▶ [Goal of the exercise]
Find the string "document" in the listing and report every line that has it.
<<<<
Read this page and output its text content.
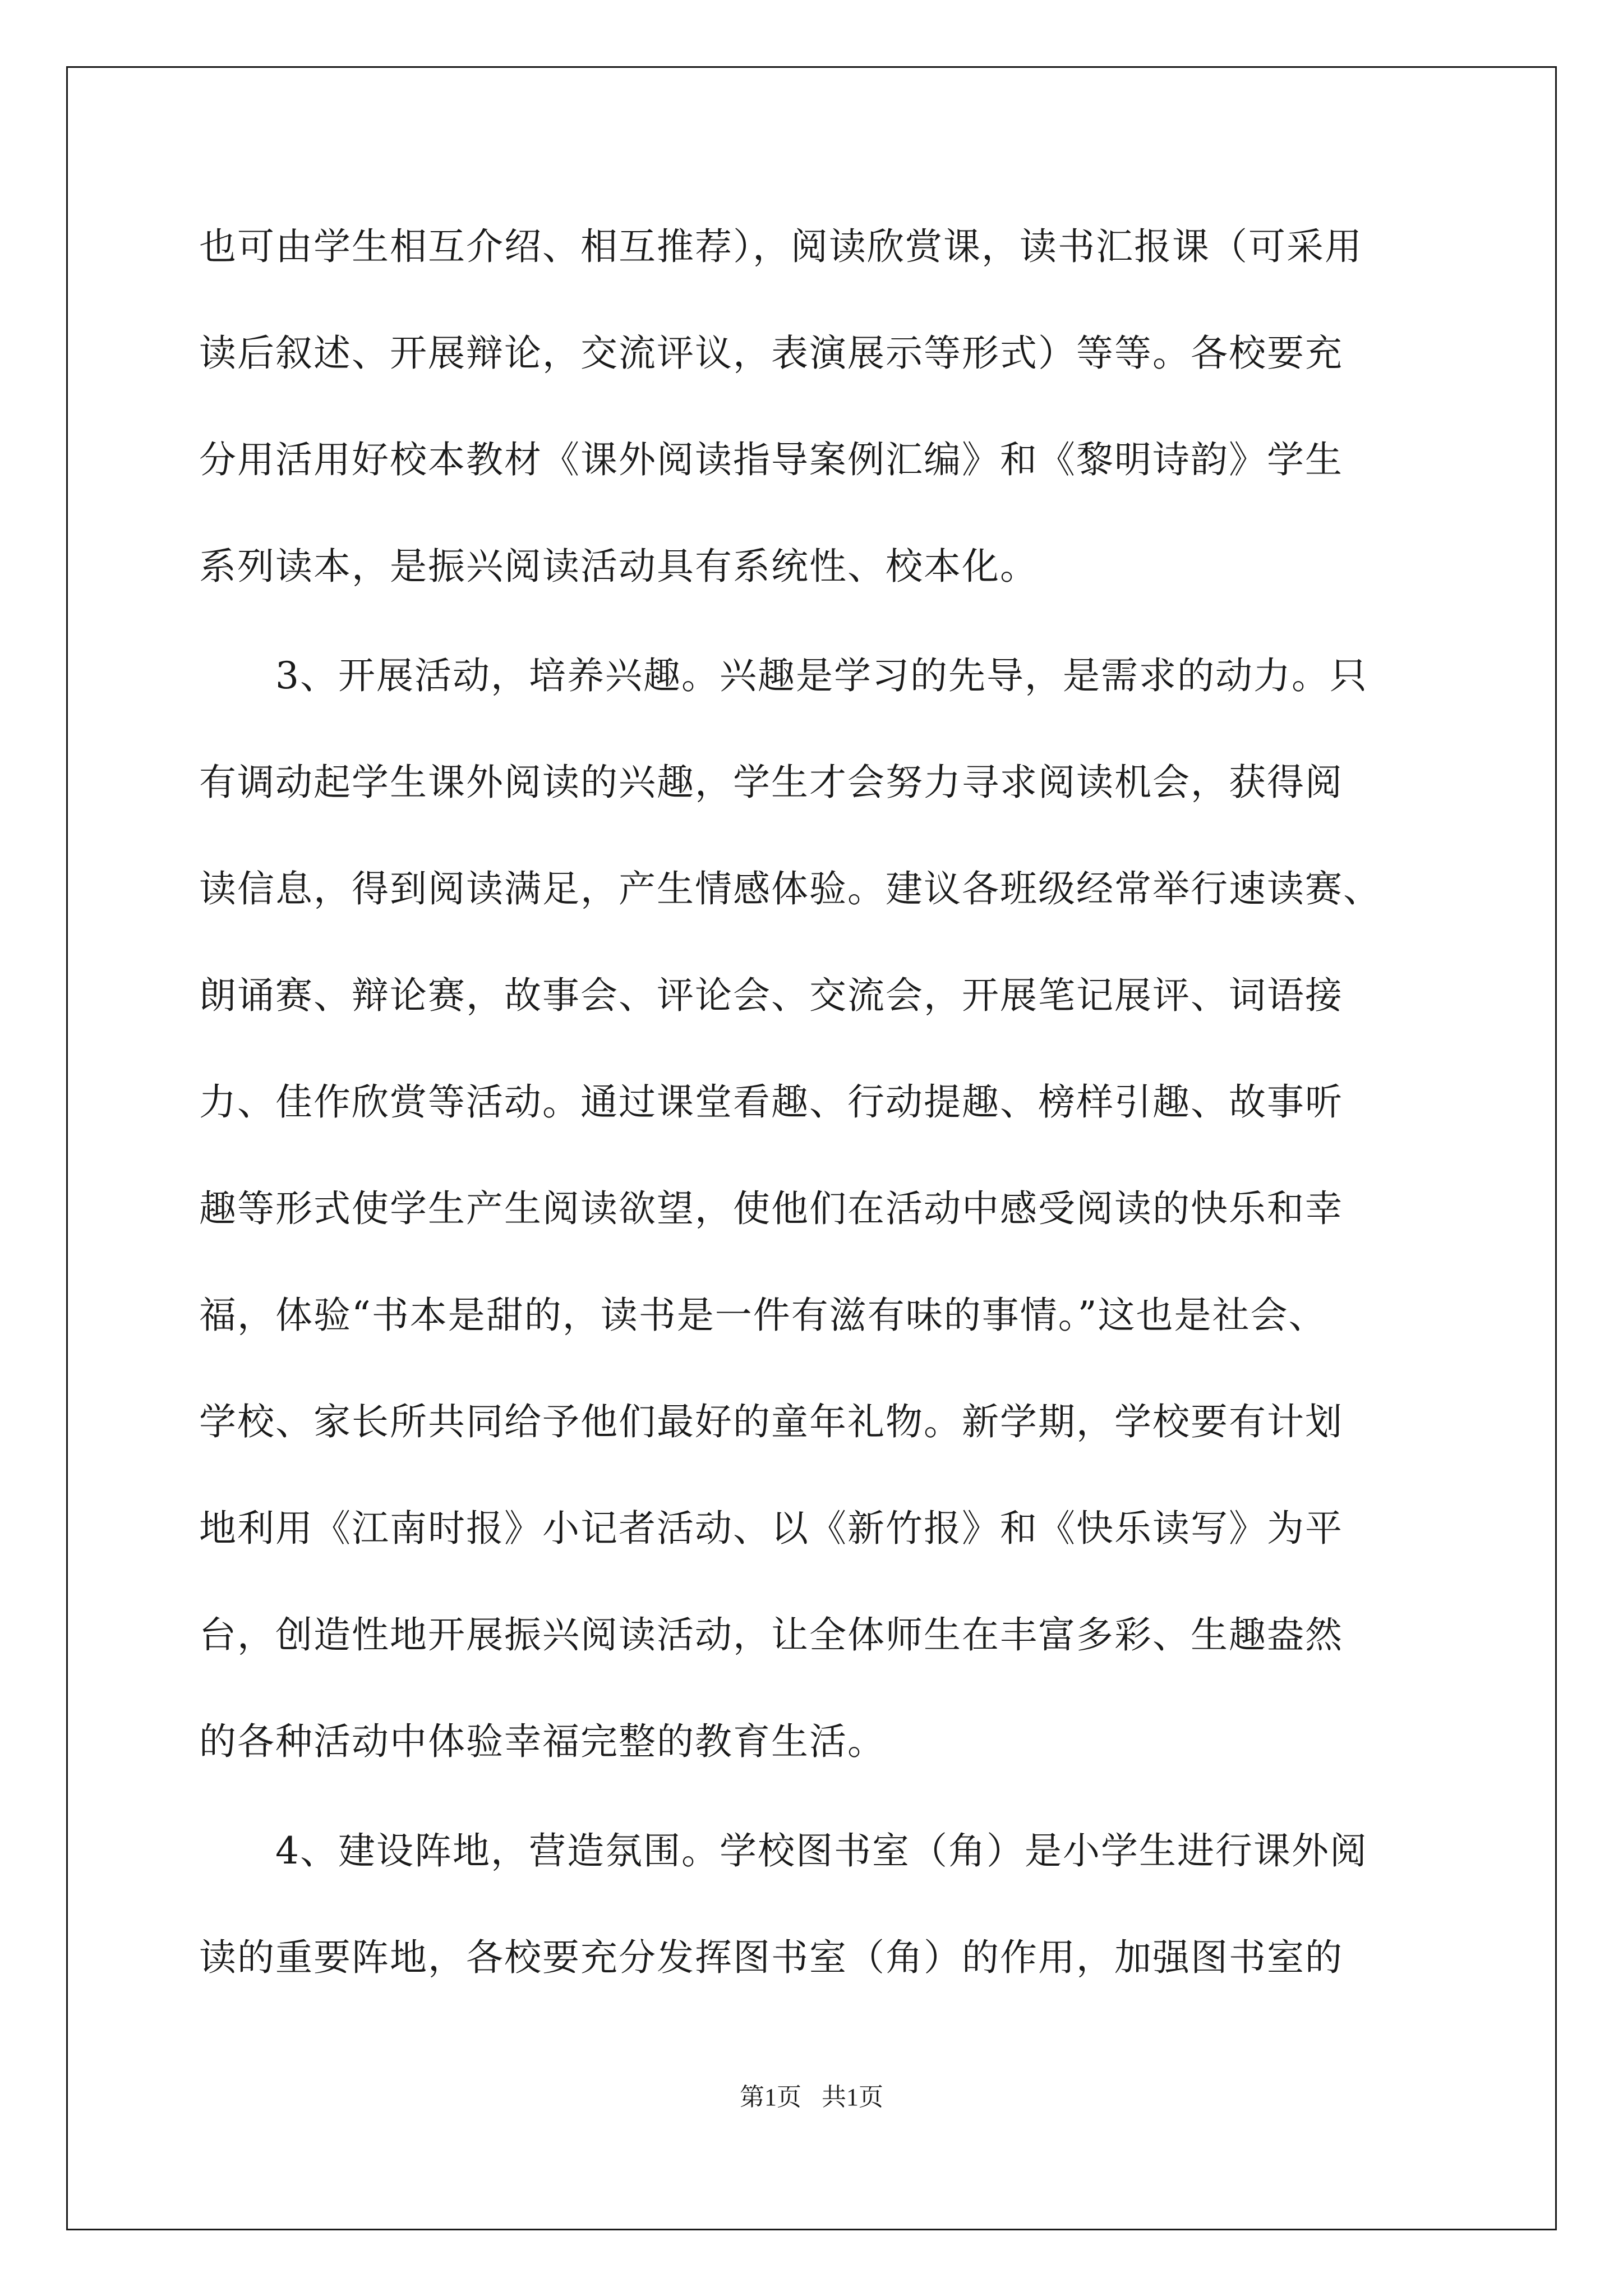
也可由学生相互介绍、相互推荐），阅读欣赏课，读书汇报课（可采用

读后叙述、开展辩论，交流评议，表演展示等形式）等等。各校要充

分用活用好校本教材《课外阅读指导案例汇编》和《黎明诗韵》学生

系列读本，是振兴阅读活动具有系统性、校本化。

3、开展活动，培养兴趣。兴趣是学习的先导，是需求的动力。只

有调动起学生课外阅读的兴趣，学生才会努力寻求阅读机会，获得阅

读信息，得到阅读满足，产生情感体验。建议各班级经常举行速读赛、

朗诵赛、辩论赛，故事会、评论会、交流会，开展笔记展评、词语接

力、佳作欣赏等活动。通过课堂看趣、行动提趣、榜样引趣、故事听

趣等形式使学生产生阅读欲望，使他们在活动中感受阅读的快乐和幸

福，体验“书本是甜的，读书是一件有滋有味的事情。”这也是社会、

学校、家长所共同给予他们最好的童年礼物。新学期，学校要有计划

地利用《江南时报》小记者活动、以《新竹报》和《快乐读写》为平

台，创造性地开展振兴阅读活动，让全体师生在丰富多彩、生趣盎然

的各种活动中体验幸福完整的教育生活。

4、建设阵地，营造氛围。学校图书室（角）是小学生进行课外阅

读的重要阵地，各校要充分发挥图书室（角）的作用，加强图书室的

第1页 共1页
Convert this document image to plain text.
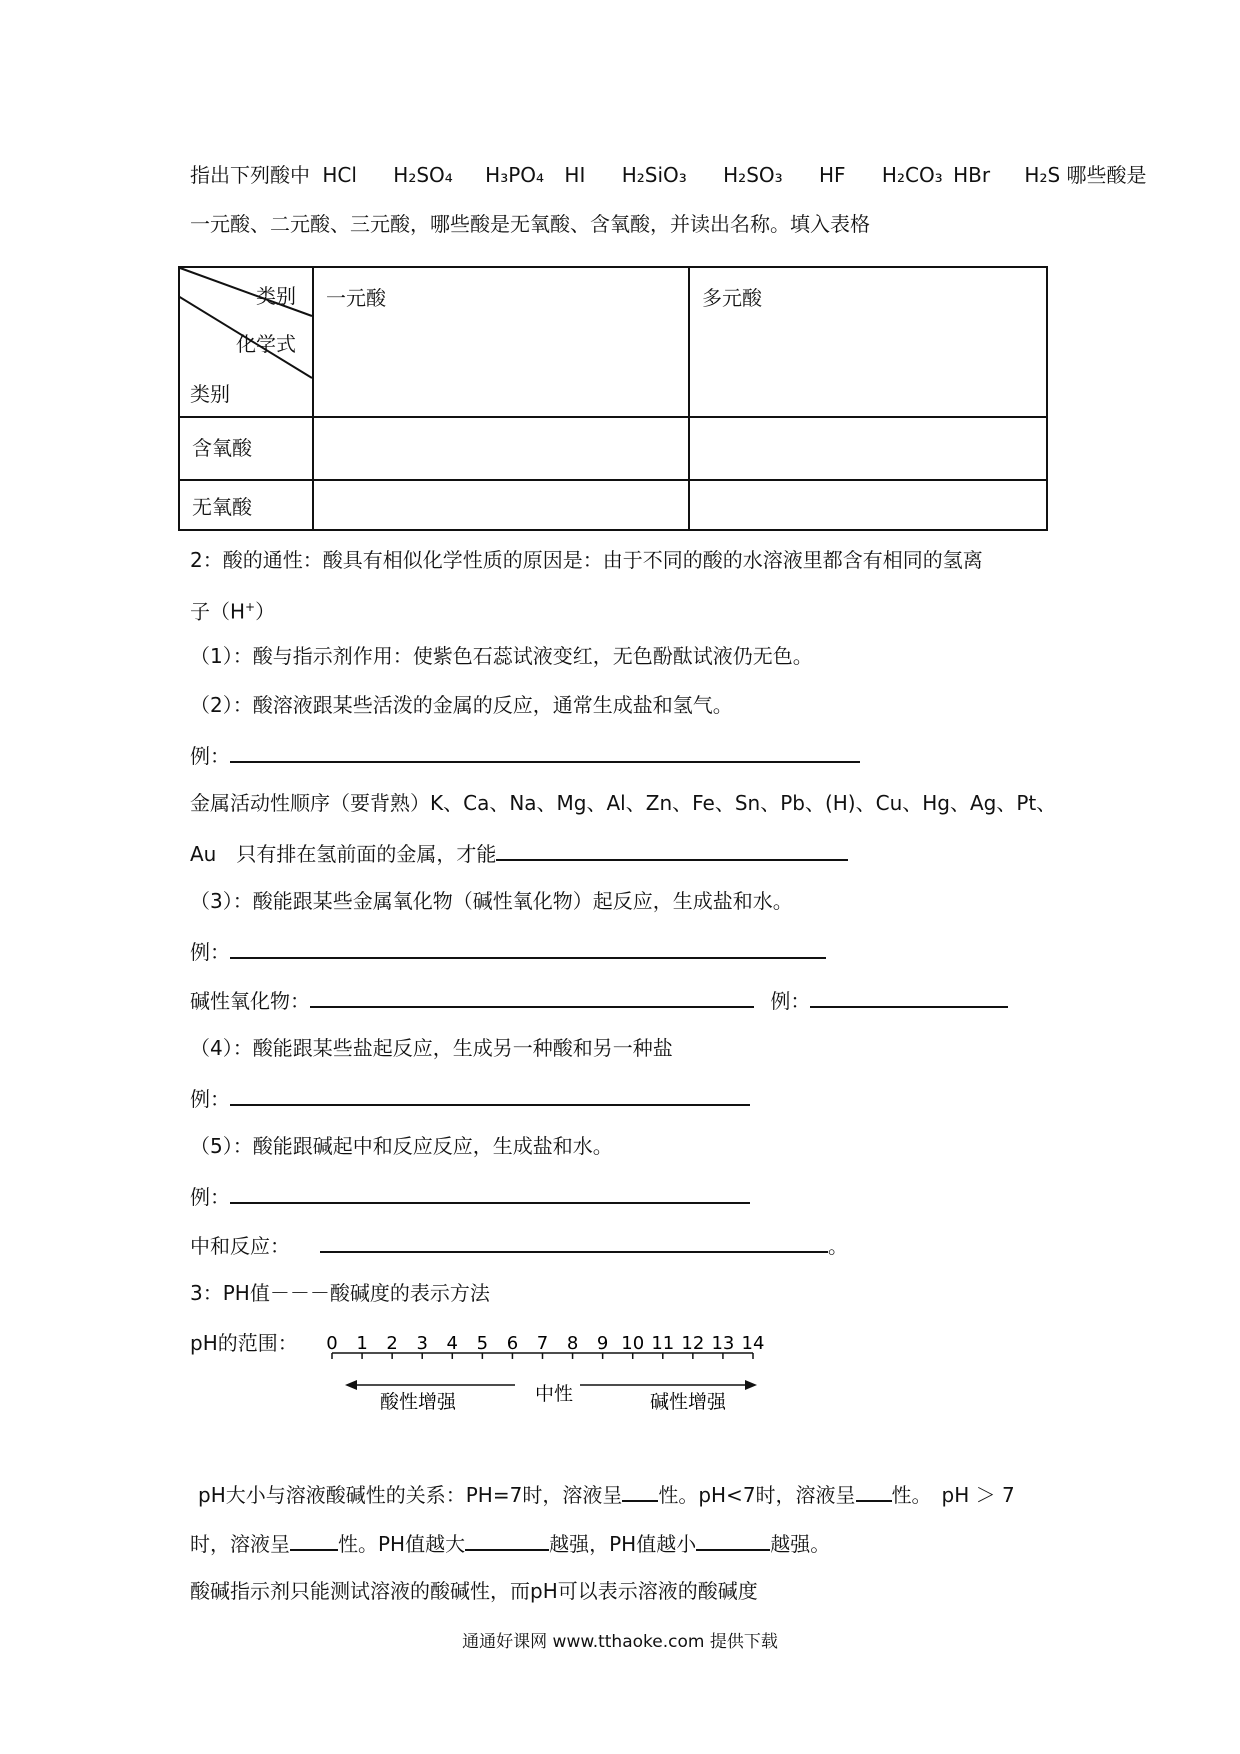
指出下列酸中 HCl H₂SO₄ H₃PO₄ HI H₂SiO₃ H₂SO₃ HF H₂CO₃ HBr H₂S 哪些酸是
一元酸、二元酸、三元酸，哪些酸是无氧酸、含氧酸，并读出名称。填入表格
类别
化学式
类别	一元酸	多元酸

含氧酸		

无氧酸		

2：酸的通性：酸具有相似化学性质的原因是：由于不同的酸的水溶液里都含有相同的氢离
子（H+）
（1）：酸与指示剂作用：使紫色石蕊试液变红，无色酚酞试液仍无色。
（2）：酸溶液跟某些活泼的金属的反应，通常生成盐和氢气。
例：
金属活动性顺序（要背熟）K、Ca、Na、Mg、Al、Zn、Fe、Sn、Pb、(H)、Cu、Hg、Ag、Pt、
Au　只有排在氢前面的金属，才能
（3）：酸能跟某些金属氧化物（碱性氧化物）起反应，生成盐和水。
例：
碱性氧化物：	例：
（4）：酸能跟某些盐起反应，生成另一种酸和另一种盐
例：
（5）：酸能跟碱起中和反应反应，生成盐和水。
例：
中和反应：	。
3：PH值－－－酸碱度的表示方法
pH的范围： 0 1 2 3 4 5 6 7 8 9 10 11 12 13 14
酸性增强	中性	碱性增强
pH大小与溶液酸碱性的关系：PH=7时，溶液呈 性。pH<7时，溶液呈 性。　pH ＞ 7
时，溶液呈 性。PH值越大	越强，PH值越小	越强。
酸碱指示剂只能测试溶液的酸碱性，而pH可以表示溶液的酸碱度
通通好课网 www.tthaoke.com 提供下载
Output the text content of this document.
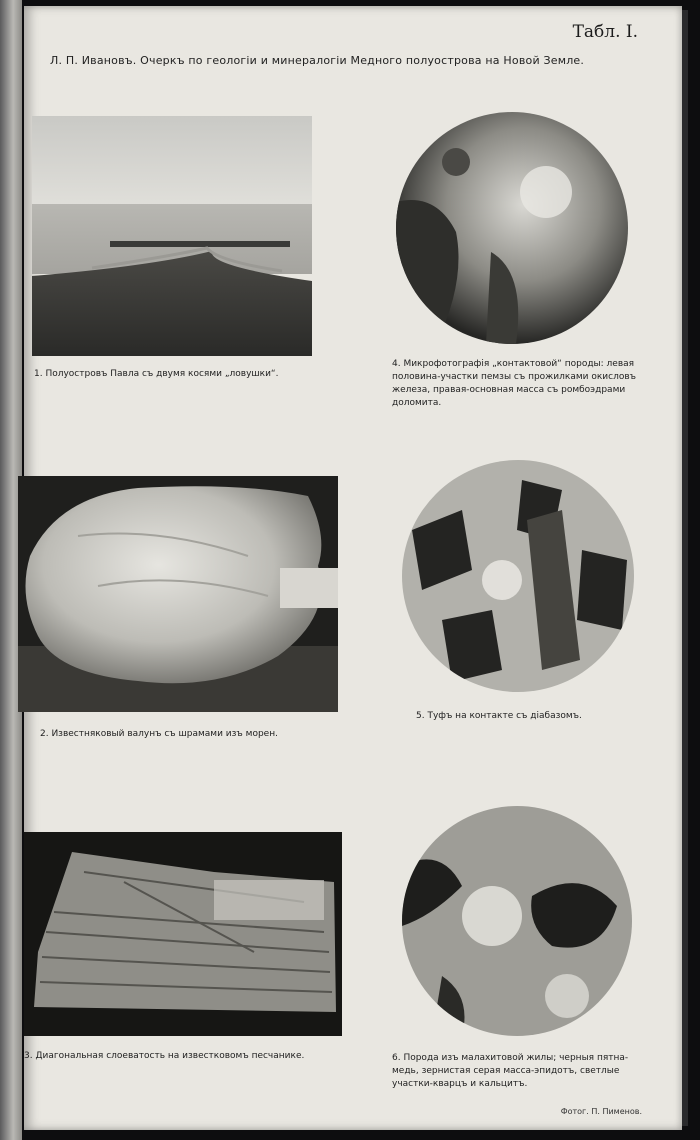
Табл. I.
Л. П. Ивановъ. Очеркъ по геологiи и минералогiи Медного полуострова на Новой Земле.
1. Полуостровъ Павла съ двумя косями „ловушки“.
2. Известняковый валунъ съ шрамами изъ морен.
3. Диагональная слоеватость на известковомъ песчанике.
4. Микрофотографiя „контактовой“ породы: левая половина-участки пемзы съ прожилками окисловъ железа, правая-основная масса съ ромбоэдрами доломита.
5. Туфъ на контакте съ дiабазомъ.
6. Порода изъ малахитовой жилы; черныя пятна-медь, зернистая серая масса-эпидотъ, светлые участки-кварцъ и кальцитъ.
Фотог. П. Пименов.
>>>>
▶ [Correct response]
Convert this document image to plain text.
Output the text content of this document.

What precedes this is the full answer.